What is asked
Reproduce, without alteration, the lines of the data from the very beginning through the line containing "author[interactable]: Lijuan Sun", with both ends included.

Records for this exercise
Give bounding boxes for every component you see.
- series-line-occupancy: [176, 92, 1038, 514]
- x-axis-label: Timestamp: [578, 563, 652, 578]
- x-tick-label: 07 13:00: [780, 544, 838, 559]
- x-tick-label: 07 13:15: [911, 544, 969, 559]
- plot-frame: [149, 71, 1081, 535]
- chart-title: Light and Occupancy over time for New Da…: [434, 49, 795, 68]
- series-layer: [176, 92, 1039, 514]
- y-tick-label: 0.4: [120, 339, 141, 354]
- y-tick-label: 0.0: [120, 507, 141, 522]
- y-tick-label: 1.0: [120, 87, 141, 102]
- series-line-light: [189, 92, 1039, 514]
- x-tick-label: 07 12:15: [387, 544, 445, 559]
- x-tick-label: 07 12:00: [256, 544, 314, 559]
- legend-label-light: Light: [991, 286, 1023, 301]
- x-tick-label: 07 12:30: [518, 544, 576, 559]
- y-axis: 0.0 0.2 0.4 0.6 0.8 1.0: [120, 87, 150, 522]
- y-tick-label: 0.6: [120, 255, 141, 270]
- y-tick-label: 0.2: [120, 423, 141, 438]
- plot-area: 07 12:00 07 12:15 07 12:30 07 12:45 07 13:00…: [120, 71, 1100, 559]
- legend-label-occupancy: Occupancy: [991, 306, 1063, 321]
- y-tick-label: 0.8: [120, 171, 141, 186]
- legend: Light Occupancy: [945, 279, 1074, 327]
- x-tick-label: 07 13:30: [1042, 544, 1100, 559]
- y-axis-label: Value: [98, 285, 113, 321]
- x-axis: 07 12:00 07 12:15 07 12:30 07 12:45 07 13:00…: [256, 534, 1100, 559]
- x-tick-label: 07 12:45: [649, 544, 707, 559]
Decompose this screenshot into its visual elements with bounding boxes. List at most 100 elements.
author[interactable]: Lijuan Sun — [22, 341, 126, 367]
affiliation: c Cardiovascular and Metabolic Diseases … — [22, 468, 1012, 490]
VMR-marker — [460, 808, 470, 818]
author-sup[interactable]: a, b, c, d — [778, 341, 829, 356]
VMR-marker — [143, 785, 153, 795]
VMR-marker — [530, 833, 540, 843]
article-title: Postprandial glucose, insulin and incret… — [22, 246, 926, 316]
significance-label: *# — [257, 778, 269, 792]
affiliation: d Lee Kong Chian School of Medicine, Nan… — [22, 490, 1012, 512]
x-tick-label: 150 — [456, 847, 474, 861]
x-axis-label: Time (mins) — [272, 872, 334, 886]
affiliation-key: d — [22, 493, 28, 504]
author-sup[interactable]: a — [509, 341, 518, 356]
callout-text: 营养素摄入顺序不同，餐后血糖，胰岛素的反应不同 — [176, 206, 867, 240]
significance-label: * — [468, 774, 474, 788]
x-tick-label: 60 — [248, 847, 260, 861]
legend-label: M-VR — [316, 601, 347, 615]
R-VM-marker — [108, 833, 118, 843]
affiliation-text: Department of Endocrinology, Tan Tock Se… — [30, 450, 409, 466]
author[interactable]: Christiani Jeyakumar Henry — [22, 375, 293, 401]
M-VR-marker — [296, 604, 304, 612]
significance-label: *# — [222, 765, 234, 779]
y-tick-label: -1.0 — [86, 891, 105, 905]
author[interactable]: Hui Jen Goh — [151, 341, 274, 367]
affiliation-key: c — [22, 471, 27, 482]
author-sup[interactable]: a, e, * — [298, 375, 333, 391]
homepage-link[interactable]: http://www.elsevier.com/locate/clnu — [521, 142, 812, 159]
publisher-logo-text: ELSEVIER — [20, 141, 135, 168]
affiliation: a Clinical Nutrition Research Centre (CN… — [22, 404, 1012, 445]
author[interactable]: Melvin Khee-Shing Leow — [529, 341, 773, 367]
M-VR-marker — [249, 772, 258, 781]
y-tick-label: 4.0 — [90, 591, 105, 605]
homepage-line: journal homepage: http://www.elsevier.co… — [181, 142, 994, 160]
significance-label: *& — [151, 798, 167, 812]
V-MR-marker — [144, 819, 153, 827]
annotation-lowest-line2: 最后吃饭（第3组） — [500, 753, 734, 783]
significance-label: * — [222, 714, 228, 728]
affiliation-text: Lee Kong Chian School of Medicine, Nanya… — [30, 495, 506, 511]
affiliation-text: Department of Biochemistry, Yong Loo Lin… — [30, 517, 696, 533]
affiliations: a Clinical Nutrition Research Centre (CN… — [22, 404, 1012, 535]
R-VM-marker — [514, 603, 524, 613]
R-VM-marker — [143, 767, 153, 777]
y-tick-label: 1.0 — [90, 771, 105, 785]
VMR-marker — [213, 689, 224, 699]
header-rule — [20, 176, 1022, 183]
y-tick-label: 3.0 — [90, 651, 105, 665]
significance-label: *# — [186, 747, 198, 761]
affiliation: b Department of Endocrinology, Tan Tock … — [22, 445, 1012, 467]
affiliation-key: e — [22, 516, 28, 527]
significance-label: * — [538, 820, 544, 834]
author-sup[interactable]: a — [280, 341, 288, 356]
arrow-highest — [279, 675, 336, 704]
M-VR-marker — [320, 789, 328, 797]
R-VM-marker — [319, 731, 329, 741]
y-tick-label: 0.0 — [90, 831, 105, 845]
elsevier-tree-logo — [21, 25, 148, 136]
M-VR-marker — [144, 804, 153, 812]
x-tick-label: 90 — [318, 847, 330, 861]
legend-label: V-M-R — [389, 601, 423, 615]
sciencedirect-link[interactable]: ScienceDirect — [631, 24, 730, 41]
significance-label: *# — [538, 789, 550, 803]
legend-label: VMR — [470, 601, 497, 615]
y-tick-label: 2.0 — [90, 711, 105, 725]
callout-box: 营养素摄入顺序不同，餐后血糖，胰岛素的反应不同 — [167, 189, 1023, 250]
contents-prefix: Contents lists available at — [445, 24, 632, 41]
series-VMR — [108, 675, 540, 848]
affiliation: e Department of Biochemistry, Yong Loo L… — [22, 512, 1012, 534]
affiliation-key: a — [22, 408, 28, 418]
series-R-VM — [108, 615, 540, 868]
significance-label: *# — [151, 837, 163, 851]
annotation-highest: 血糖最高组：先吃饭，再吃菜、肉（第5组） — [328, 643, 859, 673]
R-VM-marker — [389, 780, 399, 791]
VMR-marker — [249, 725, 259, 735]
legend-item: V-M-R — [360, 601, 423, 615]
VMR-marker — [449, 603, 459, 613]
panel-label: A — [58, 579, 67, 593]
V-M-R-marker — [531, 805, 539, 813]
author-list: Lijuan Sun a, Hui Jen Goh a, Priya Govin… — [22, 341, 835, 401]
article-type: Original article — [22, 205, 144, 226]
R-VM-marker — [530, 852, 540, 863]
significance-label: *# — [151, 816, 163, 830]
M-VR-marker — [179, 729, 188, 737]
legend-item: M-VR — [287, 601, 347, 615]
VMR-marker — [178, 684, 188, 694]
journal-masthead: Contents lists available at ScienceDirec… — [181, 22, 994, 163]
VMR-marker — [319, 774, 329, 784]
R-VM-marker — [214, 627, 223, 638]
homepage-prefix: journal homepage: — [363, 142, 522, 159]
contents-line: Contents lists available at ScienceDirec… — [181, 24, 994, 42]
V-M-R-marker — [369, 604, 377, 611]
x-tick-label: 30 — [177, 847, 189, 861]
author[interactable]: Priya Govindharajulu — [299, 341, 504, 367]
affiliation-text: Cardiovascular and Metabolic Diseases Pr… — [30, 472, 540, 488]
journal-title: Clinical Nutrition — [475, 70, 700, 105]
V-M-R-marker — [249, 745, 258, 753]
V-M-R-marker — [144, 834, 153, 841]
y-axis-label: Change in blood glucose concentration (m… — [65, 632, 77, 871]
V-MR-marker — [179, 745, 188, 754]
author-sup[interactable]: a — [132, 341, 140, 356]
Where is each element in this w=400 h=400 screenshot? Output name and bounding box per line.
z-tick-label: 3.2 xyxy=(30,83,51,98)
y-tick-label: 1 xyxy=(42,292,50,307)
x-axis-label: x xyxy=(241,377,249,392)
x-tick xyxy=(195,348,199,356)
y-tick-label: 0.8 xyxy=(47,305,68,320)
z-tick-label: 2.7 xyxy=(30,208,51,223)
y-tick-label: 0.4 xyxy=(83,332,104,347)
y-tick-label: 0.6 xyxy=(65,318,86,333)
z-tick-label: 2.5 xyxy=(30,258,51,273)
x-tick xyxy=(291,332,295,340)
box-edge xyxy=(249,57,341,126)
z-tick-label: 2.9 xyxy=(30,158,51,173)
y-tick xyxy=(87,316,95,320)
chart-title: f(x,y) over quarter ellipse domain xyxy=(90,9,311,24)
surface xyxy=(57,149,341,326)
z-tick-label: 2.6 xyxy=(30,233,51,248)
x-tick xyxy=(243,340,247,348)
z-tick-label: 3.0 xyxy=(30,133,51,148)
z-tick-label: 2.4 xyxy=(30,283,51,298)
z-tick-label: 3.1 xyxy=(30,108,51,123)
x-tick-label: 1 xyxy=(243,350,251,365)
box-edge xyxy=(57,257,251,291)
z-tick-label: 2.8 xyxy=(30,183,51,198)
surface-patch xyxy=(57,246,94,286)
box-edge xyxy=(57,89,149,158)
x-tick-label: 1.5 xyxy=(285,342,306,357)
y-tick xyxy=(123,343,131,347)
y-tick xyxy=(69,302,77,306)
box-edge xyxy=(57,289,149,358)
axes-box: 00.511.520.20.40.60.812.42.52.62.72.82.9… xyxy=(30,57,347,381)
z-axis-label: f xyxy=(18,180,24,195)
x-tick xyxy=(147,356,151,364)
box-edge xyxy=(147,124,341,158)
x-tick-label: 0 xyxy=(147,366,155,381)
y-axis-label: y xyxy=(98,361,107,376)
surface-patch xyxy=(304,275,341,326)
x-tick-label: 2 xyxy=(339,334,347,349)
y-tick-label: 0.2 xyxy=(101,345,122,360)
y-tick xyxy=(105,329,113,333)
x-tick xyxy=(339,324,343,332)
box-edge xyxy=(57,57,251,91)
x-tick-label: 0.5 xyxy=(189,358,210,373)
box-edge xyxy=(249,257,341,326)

Solution to this problem
Give bounding boxes for every component you see.
- series-line-occupancy: [176, 92, 1038, 514]
- x-axis-label: Timestamp: [578, 563, 652, 578]
- x-tick-label: 07 13:00: [780, 544, 838, 559]
- x-tick-label: 07 13:15: [911, 544, 969, 559]
- plot-frame: [149, 71, 1081, 535]
- chart-title: Light and Occupancy over time for New Da…: [434, 49, 795, 68]
- series-layer: [176, 92, 1039, 514]
- y-tick-label: 0.4: [120, 339, 141, 354]
- y-tick-label: 0.0: [120, 507, 141, 522]
- y-tick-label: 1.0: [120, 87, 141, 102]
- series-line-light: [189, 92, 1039, 514]
- x-tick-label: 07 12:15: [387, 544, 445, 559]
- x-tick-label: 07 12:00: [256, 544, 314, 559]
- legend-label-light: Light: [991, 286, 1023, 301]
- x-tick-label: 07 12:30: [518, 544, 576, 559]
- y-axis: 0.0 0.2 0.4 0.6 0.8 1.0: [120, 87, 150, 522]
- y-tick-label: 0.6: [120, 255, 141, 270]
- y-tick-label: 0.2: [120, 423, 141, 438]
- plot-area: 07 12:00 07 12:15 07 12:30 07 12:45 07 13:00…: [120, 71, 1100, 559]
- legend-label-occupancy: Occupancy: [991, 306, 1063, 321]
- y-tick-label: 0.8: [120, 171, 141, 186]
- legend: Light Occupancy: [945, 279, 1074, 327]
- x-tick-label: 07 13:30: [1042, 544, 1100, 559]
- y-axis-label: Value: [98, 285, 113, 321]
- x-axis: 07 12:00 07 12:15 07 12:30 07 12:45 07 13:00…: [256, 534, 1100, 559]
- x-tick-label: 07 12:45: [649, 544, 707, 559]
Decompose this screenshot into its visual elements with bounding boxes. List at most 100 elements.
author[interactable]: Lijuan Sun — [22, 341, 126, 367]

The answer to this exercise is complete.